Extracted records
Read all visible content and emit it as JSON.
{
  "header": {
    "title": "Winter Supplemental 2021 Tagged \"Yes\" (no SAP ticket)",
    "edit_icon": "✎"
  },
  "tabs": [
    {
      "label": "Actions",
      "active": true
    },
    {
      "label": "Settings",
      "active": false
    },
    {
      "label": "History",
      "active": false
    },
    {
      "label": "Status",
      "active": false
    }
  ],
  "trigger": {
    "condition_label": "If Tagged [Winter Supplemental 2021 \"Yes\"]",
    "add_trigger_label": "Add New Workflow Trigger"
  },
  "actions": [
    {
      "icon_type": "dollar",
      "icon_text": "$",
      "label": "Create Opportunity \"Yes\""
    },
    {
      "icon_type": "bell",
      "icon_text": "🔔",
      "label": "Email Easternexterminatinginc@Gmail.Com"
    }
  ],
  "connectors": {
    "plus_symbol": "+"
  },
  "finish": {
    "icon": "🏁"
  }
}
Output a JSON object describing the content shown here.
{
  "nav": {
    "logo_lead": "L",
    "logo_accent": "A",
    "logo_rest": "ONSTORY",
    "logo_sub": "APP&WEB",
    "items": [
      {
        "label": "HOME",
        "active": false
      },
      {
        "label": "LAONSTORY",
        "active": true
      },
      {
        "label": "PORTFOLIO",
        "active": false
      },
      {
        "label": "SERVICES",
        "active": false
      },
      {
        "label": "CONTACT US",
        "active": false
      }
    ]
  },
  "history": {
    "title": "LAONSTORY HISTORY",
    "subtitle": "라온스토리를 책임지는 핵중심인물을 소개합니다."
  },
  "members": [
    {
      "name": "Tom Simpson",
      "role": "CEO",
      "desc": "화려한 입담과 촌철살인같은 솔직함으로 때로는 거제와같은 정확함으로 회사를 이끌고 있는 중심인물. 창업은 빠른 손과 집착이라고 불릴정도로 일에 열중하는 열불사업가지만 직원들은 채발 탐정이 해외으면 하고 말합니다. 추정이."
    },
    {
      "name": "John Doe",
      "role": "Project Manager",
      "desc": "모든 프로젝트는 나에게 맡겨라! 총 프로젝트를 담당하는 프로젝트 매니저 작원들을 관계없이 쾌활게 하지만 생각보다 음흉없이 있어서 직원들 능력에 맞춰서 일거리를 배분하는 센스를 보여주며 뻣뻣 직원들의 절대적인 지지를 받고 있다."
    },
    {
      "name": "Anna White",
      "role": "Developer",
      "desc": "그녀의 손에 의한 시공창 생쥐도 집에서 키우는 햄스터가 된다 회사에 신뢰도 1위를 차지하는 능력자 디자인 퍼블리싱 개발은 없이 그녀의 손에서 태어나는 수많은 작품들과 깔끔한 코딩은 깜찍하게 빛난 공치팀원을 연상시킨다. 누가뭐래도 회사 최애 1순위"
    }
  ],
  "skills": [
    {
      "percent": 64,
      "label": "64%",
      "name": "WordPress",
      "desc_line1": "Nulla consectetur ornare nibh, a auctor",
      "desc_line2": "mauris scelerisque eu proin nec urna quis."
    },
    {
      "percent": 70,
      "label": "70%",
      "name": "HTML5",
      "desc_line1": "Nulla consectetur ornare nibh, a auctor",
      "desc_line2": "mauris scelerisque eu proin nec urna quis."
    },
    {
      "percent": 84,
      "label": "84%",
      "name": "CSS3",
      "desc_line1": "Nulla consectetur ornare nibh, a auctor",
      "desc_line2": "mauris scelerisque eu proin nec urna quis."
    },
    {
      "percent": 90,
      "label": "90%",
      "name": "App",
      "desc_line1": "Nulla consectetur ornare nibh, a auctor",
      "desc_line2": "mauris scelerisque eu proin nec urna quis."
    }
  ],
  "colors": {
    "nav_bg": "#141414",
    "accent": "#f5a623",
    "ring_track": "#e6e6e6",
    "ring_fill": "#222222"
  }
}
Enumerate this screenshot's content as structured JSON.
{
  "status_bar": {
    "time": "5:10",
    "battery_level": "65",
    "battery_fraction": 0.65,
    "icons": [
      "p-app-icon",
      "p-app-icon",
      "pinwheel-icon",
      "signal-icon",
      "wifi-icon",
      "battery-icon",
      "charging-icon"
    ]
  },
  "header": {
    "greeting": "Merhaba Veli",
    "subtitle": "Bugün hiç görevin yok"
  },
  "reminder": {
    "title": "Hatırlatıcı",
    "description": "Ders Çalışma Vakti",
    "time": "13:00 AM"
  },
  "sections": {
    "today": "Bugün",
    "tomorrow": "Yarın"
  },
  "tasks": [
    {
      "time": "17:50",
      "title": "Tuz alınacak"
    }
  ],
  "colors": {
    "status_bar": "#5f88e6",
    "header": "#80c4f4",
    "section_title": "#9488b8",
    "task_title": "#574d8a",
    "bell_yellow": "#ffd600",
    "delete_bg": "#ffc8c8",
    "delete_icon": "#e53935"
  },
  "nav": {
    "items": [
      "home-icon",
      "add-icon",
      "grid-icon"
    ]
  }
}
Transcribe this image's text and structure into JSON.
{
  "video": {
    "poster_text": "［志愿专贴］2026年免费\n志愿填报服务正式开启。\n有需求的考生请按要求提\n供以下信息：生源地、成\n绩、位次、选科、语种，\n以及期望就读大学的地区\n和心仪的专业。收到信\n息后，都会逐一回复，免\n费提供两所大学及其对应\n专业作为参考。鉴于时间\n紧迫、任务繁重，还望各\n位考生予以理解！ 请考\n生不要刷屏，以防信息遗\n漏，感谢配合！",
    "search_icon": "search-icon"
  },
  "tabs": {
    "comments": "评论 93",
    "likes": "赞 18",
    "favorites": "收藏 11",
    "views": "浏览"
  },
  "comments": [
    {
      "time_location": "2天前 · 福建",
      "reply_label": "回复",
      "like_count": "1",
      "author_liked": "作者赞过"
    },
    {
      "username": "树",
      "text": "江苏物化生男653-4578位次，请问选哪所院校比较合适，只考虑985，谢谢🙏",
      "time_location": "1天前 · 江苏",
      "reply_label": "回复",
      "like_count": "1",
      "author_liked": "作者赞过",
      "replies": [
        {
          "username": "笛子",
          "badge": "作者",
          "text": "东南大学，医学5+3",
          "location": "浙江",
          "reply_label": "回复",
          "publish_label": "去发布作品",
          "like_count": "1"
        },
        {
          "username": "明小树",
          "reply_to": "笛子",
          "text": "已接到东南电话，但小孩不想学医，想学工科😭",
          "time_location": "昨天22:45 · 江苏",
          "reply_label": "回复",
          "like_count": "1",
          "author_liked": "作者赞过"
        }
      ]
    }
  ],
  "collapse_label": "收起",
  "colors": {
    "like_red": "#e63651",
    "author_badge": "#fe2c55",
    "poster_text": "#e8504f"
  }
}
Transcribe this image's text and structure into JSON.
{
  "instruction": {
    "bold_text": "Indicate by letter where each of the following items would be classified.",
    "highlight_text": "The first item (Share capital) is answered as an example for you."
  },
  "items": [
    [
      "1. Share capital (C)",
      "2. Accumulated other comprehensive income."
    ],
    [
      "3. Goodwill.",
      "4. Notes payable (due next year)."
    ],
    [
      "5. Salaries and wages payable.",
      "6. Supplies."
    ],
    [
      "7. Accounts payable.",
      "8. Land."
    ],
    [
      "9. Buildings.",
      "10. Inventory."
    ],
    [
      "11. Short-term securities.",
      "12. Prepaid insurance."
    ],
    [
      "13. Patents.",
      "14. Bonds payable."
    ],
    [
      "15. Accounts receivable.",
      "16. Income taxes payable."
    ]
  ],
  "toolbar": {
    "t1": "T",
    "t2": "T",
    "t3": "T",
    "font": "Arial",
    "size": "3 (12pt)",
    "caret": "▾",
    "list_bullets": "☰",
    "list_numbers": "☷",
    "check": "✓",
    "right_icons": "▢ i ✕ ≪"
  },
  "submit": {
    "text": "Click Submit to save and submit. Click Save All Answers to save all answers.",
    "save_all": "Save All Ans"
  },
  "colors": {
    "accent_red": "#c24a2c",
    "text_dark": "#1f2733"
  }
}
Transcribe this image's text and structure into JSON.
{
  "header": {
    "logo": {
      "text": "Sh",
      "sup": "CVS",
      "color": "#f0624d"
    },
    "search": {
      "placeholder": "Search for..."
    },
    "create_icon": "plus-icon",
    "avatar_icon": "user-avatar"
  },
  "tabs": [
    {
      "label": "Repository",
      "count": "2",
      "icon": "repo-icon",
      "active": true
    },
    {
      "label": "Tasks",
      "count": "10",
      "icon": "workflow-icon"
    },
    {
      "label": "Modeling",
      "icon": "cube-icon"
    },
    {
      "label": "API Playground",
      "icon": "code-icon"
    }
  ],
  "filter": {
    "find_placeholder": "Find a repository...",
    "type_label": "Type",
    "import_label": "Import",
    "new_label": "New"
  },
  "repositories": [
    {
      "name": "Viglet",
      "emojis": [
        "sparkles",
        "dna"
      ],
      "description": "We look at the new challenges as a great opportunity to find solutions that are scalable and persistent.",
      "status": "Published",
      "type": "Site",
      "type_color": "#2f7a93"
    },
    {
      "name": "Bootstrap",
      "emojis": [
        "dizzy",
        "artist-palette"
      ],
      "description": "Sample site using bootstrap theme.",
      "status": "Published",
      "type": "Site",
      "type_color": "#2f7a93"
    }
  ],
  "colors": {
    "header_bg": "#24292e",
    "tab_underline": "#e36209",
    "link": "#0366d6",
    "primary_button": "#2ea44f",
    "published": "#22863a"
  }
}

◆ **Exercise description**: Which lines hold the word "Bugün"? Copy all of them.

◆ **Exercise response**:
    "subtitle": "Bugün hiç görevin yok"
    "today": "Bugün",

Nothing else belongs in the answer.